Description of the task: Count every line where "alcance" shows up, and give that number only.

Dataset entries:
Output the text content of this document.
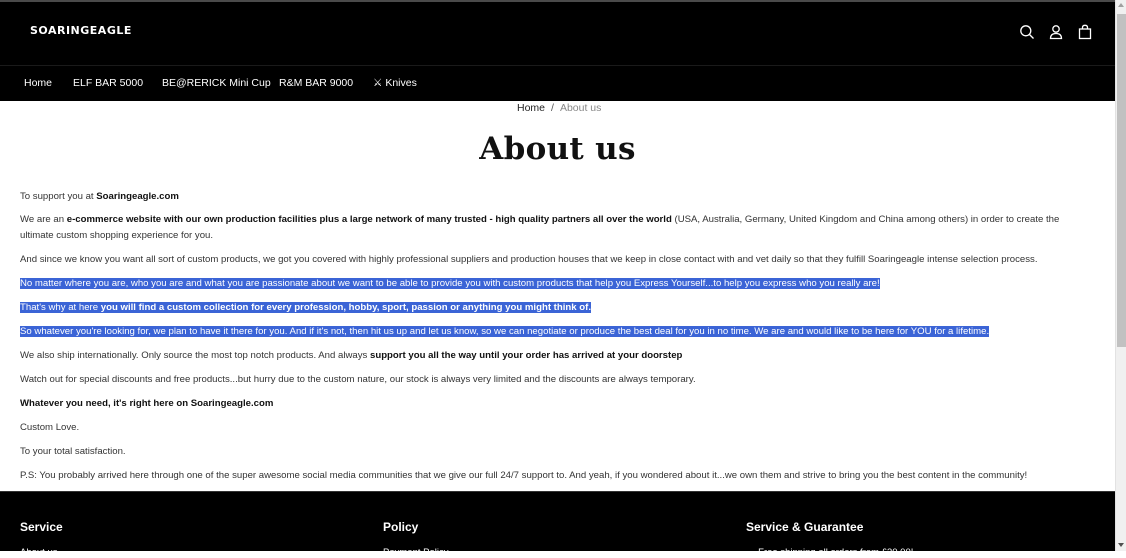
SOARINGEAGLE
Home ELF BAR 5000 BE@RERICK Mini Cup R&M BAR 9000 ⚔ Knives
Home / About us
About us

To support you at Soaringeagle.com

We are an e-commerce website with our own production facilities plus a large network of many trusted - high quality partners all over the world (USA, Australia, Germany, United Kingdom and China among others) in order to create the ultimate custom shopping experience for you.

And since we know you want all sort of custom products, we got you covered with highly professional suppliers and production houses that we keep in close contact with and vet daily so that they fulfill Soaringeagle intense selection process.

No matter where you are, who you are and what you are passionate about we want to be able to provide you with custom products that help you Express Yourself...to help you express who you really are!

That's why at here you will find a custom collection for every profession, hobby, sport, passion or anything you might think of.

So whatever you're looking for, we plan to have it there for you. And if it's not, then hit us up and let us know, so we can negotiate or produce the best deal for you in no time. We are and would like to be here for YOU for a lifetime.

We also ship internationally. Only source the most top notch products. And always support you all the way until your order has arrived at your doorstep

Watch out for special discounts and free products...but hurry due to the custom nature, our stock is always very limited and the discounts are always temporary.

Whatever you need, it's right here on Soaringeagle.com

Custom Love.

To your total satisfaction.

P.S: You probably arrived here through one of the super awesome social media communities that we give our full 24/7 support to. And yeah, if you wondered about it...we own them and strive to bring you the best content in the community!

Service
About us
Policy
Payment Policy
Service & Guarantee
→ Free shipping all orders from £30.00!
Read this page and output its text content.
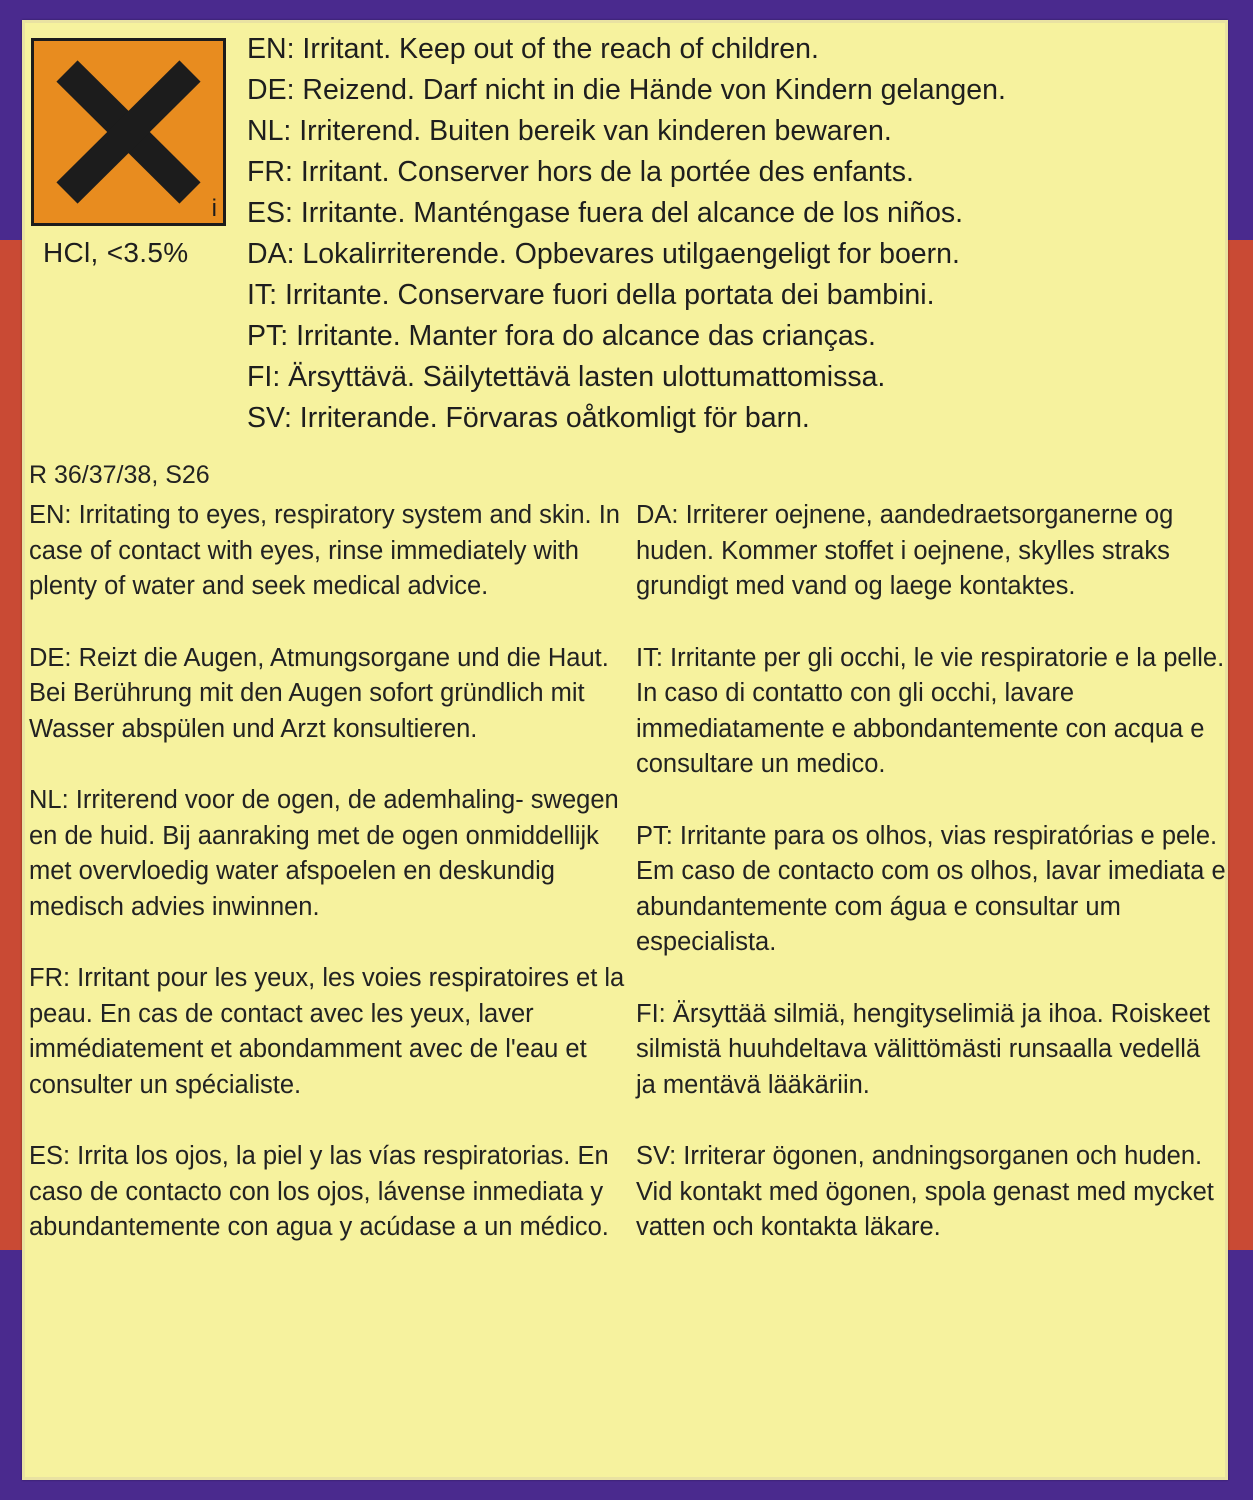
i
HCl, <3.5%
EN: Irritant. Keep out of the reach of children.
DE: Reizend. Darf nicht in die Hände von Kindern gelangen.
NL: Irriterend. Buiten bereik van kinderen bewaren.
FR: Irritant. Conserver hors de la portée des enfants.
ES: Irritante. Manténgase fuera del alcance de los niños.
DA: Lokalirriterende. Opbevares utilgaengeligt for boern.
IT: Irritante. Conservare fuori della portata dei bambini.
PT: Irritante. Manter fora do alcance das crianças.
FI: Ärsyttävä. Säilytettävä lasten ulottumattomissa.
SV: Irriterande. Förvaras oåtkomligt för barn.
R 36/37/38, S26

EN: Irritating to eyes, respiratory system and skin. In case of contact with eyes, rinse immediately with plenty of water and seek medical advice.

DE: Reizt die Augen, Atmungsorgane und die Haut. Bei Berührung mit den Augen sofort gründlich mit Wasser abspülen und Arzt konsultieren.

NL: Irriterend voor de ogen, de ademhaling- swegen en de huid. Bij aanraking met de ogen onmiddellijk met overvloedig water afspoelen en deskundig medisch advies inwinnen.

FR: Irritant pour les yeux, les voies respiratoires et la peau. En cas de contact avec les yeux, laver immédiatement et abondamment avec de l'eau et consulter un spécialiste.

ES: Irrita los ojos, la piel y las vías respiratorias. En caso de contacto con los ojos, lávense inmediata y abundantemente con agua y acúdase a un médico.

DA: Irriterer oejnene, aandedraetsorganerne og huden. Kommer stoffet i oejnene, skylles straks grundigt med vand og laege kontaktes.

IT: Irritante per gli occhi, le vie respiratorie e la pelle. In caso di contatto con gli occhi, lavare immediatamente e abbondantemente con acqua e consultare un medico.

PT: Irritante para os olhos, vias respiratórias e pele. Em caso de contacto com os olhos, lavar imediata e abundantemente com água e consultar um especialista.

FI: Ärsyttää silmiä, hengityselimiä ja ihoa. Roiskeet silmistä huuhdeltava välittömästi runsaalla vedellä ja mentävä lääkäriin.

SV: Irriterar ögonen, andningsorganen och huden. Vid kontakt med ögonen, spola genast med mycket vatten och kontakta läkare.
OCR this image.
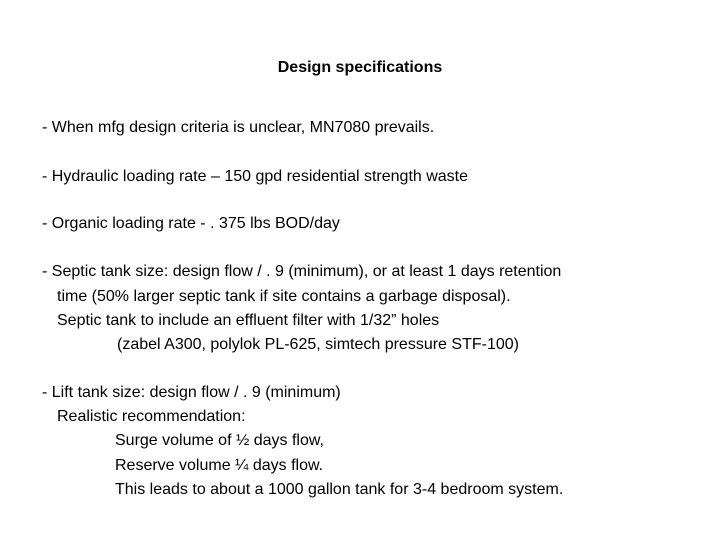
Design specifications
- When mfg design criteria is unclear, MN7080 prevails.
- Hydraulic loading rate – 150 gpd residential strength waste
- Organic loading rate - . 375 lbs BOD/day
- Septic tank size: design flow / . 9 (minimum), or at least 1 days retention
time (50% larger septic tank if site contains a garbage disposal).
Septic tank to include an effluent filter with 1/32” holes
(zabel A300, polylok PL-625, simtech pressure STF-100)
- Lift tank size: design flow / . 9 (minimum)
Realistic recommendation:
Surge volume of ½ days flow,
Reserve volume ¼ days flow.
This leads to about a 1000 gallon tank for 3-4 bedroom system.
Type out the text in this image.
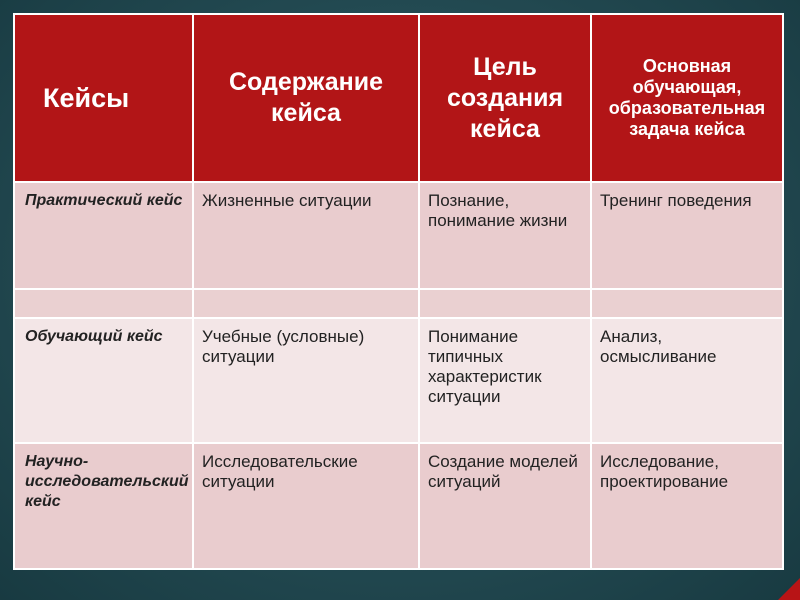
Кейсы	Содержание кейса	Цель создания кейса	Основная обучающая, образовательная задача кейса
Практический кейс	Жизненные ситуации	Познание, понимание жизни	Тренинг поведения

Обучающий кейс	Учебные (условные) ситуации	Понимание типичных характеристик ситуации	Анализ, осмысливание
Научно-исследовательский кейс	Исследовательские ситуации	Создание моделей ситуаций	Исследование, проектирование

Answer to this exercise: 2